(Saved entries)
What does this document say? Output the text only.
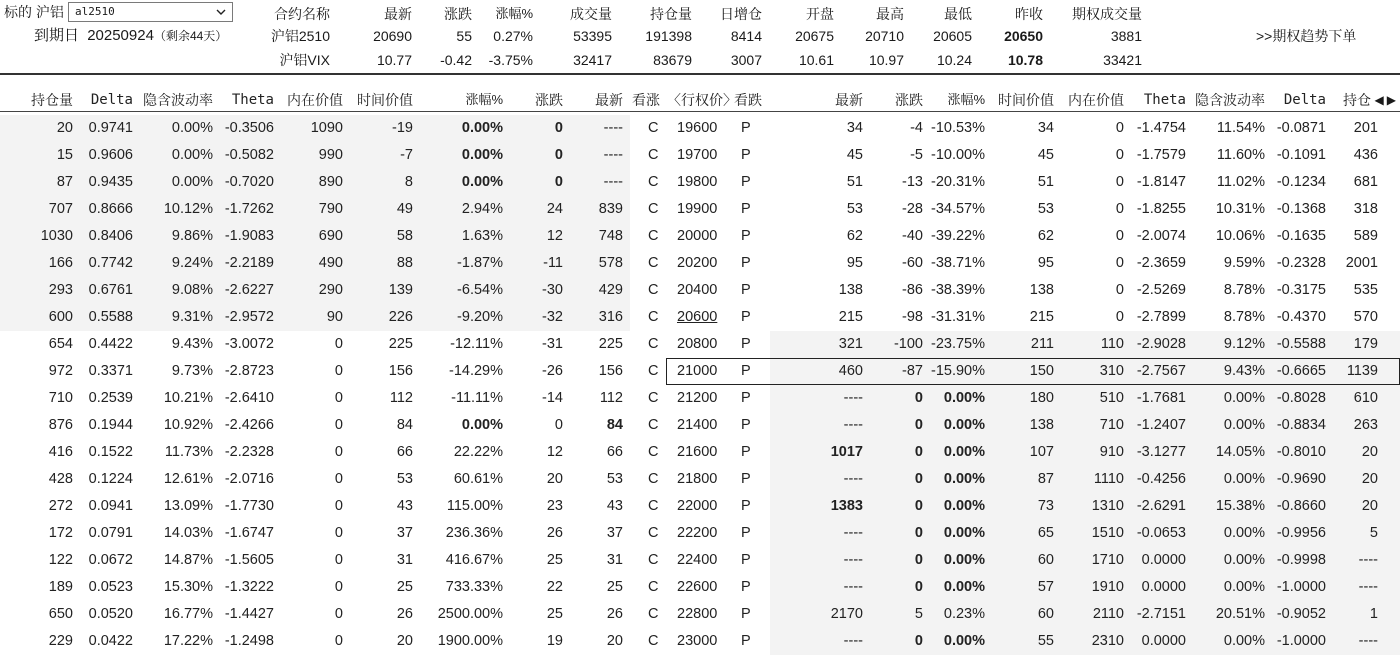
标的 沪铝	al2510
到期日 20250924（剩余44天）
合约名称	最新 涨跌 涨幅%	成交量	持仓量 日增仓	开盘	最高	最低	昨收 期权成交量
沪铝2510	20690	55 0.27%	53395 191398	8414 20675 20710 20605 20650	3881
沪铝VIX	10.77 -0.42 -3.75%	32417	83679	3007	10.61 10.97 10.24	10.78	33421
>>期权趋势下单
◀ ▶
持仓量 Delta 隐含波动率 Theta 内在价值 时间价值	涨幅% 涨跌 最新 看涨 〈行权价〉
看跌	最新 涨跌 涨幅% 时间价值 内在价值 Theta 隐含波动率 Delta 持仓
20 0.9741	0.00% -0.3506	1090	-19	0.00%	0	---- C 19600 P	34	-4 -10.53%	34	0 -1.4754 11.54% -0.0871 201
15 0.9606	0.00% -0.5082	990	-7	0.00%	0	---- C 19700 P	45	-5 -10.00%	45	0 -1.7579 11.60% -0.1091 436
87 0.9435	0.00% -0.7020	890	8	0.00%	0	---- C 19800 P	51	-13 -20.31%	51	0 -1.8147 11.02% -0.1234 681
707 0.8666 10.12% -1.7262	790	49	2.94%	24 839 C 19900 P	53	-28 -34.57%	53	0 -1.8255 10.31% -0.1368 318
1030 0.8406	9.86% -1.9083	690	58	1.63%	12 748 C 20000 P	62	-40 -39.22%	62	0 -2.0074 10.06% -0.1635 589
166 0.7742	9.24% -2.2189	490	88	-1.87%	-11 578 C 20200 P	95	-60 -38.71%	95	0 -2.3659	9.59% -0.2328 2001
293 0.6761	9.08% -2.6227	290	139	-6.54%	-30 429 C 20400 P	138	-86 -38.39%	138	0 -2.5269	8.78% -0.3175 535
600 0.5588	9.31% -2.9572	90	226	-9.20%	-32 316 C 20600 P	215	-98 -31.31%	215	0 -2.7899	8.78% -0.4370 570
654 0.4422	9.43% -3.0072	0	225	-12.11%	-31 225 C 20800 P	321 -100 -23.75%	211	110 -2.9028	9.12% -0.5588 179
972 0.3371	9.73% -2.8723	0	156 -14.29%	-26 156 C 21000 P	460	-87 -15.90%	150	310 -2.7567	9.43% -0.6665 1139
710 0.2539 10.21% -2.6410	0	112	-11.11%	-14	112 C 21200 P	----	0 0.00%	180	510 -1.7681	0.00% -0.8028 610
876 0.1944 10.92% -2.4266	0	84	0.00%	0	84 C 21400 P	----	0 0.00%	138	710 -1.2407	0.00% -0.8834 263
416 0.1522 11.73% -2.2328	0	66	22.22%	12	66 C 21600 P	1017	0 0.00%	107	910 -3.1277 14.05% -0.8010 20
428 0.1224 12.61% -2.0716	0	53	60.61%	20	53 C 21800 P	----	0 0.00%	87	1110 -0.4256	0.00% -0.9690 20
272 0.0941 13.09% -1.7730	0	43 115.00%	23	43 C 22000 P	1383	0 0.00%	73	1310 -2.6291 15.38% -0.8660 20
172 0.0791 14.03% -1.6747	0	37 236.36%	26	37 C 22200 P	----	0 0.00%	65	1510 -0.0653	0.00% -0.9956	5
122 0.0672 14.87% -1.5605	0	31 416.67%	25	31 C 22400 P	----	0 0.00%	60	1710 0.0000	0.00% -0.9998 ----
189 0.0523 15.30% -1.3222	0	25 733.33%	22	25 C 22600 P	----	0 0.00%	57	1910 0.0000	0.00% -1.0000 ----
650 0.0520 16.77% -1.4427	0	26 2500.00%	25	26 C 22800 P	2170	5 0.23%	60	2110 -2.7151 20.51% -0.9052	1
229 0.0422 17.22% -1.2498	0	20 1900.00%	19	20 C 23000 P	----	0 0.00%	55	2310 0.0000	0.00% -1.0000 ----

# [TO DO]
Give all the lines above again, character for character, without pictures.

# [WRITTEN SOLUTION]
What does this document say? Output the text only.
标的 沪铝	al2510
到期日 20250924（剩余44天）
合约名称	最新 涨跌 涨幅%	成交量	持仓量 日增仓	开盘	最高	最低	昨收 期权成交量
沪铝2510	20690	55 0.27%	53395 191398	8414 20675 20710 20605 20650	3881
沪铝VIX	10.77 -0.42 -3.75%	32417	83679	3007	10.61 10.97 10.24	10.78	33421
>>期权趋势下单
◀ ▶
持仓量 Delta 隐含波动率 Theta 内在价值 时间价值	涨幅% 涨跌 最新 看涨 〈行权价〉
看跌	最新 涨跌 涨幅% 时间价值 内在价值 Theta 隐含波动率 Delta 持仓
20 0.9741	0.00% -0.3506	1090	-19	0.00%	0	---- C 19600 P	34	-4 -10.53%	34	0 -1.4754 11.54% -0.0871 201
15 0.9606	0.00% -0.5082	990	-7	0.00%	0	---- C 19700 P	45	-5 -10.00%	45	0 -1.7579 11.60% -0.1091 436
87 0.9435	0.00% -0.7020	890	8	0.00%	0	---- C 19800 P	51	-13 -20.31%	51	0 -1.8147 11.02% -0.1234 681
707 0.8666 10.12% -1.7262	790	49	2.94%	24 839 C 19900 P	53	-28 -34.57%	53	0 -1.8255 10.31% -0.1368 318
1030 0.8406	9.86% -1.9083	690	58	1.63%	12 748 C 20000 P	62	-40 -39.22%	62	0 -2.0074 10.06% -0.1635 589
166 0.7742	9.24% -2.2189	490	88	-1.87%	-11 578 C 20200 P	95	-60 -38.71%	95	0 -2.3659	9.59% -0.2328 2001
293 0.6761	9.08% -2.6227	290	139	-6.54%	-30 429 C 20400 P	138	-86 -38.39%	138	0 -2.5269	8.78% -0.3175 535
600 0.5588	9.31% -2.9572	90	226	-9.20%	-32 316 C 20600 P	215	-98 -31.31%	215	0 -2.7899	8.78% -0.4370 570
654 0.4422	9.43% -3.0072	0	225	-12.11%	-31 225 C 20800 P	321 -100 -23.75%	211	110 -2.9028	9.12% -0.5588 179
972 0.3371	9.73% -2.8723	0	156 -14.29%	-26 156 C 21000 P	460	-87 -15.90%	150	310 -2.7567	9.43% -0.6665 1139
710 0.2539 10.21% -2.6410	0	112	-11.11%	-14	112 C 21200 P	----	0 0.00%	180	510 -1.7681	0.00% -0.8028 610
876 0.1944 10.92% -2.4266	0	84	0.00%	0	84 C 21400 P	----	0 0.00%	138	710 -1.2407	0.00% -0.8834 263
416 0.1522 11.73% -2.2328	0	66	22.22%	12	66 C 21600 P	1017	0 0.00%	107	910 -3.1277 14.05% -0.8010 20
428 0.1224 12.61% -2.0716	0	53	60.61%	20	53 C 21800 P	----	0 0.00%	87	1110 -0.4256	0.00% -0.9690 20
272 0.0941 13.09% -1.7730	0	43 115.00%	23	43 C 22000 P	1383	0 0.00%	73	1310 -2.6291 15.38% -0.8660 20
172 0.0791 14.03% -1.6747	0	37 236.36%	26	37 C 22200 P	----	0 0.00%	65	1510 -0.0653	0.00% -0.9956	5
122 0.0672 14.87% -1.5605	0	31 416.67%	25	31 C 22400 P	----	0 0.00%	60	1710 0.0000	0.00% -0.9998 ----
189 0.0523 15.30% -1.3222	0	25 733.33%	22	25 C 22600 P	----	0 0.00%	57	1910 0.0000	0.00% -1.0000 ----
650 0.0520 16.77% -1.4427	0	26 2500.00%	25	26 C 22800 P	2170	5 0.23%	60	2110 -2.7151 20.51% -0.9052	1
229 0.0422 17.22% -1.2498	0	20 1900.00%	19	20 C 23000 P	----	0 0.00%	55	2310 0.0000	0.00% -1.0000 ----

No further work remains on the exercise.